◆ What needs to be done: Every line that includes the word "Recovery" is to be listed.

Data provided start

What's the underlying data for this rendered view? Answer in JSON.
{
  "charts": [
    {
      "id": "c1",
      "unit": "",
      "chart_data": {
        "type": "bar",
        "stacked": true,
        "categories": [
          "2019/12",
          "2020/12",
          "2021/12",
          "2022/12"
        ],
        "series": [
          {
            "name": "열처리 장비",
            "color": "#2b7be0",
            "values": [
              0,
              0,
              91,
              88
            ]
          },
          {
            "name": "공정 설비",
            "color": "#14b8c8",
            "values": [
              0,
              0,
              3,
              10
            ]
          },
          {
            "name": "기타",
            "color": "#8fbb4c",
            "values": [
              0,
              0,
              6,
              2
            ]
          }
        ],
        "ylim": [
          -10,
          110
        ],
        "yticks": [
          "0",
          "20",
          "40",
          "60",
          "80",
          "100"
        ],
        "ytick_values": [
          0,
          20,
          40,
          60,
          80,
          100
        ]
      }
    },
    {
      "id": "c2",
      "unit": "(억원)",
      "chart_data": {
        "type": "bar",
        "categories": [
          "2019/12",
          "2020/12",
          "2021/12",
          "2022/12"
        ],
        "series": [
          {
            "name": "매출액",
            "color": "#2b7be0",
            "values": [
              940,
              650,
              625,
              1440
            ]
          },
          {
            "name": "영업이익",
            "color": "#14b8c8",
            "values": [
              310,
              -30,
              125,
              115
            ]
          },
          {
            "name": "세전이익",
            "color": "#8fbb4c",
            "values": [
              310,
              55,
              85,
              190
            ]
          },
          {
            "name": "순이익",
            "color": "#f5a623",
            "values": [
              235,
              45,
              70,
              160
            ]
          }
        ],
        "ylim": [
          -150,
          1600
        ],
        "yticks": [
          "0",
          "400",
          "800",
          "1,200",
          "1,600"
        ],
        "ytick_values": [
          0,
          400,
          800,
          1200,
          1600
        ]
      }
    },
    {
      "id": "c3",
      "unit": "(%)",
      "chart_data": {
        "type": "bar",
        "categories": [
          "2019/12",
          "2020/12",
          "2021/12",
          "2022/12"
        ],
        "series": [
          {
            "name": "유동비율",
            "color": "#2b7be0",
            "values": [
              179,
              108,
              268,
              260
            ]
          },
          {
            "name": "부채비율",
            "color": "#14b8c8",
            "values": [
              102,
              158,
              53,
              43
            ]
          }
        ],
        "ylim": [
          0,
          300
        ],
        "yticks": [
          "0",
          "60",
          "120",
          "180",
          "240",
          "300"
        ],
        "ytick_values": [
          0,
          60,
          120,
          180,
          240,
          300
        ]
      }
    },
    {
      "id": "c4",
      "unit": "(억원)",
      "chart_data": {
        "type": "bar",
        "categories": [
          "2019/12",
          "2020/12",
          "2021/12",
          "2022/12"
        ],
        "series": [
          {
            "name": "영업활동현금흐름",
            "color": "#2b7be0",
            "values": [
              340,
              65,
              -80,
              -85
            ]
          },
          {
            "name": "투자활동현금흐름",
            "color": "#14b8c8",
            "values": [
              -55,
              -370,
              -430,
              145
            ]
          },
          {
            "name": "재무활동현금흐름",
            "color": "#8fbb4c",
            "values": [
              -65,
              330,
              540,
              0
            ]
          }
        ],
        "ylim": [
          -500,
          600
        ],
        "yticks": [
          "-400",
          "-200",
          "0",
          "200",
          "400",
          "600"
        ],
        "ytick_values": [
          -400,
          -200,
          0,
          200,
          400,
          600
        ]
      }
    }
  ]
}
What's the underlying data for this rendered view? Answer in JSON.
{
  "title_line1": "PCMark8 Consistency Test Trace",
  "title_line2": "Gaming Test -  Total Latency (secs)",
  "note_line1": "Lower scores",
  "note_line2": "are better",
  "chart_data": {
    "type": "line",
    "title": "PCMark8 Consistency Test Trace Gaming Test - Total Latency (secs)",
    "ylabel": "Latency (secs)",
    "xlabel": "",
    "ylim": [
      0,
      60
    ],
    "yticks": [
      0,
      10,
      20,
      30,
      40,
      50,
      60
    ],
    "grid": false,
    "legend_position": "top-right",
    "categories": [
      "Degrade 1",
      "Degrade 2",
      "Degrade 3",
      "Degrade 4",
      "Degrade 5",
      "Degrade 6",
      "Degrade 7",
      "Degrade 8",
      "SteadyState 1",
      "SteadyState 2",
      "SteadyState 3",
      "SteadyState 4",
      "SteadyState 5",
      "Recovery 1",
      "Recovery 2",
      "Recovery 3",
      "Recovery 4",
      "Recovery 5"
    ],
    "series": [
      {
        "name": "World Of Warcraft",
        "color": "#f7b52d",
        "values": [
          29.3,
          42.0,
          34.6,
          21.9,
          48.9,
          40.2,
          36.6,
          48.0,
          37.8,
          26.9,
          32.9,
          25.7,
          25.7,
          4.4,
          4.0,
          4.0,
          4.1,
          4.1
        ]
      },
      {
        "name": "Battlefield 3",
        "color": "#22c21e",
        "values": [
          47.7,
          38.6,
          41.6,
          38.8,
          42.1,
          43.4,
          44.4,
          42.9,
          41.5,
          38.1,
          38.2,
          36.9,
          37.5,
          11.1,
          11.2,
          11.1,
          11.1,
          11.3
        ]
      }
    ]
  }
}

Data provided end

◆ Response to this exercise:
      "Recovery 1",
      "Recovery 2",
      "Recovery 3",
      "Recovery 4",
      "Recovery 5"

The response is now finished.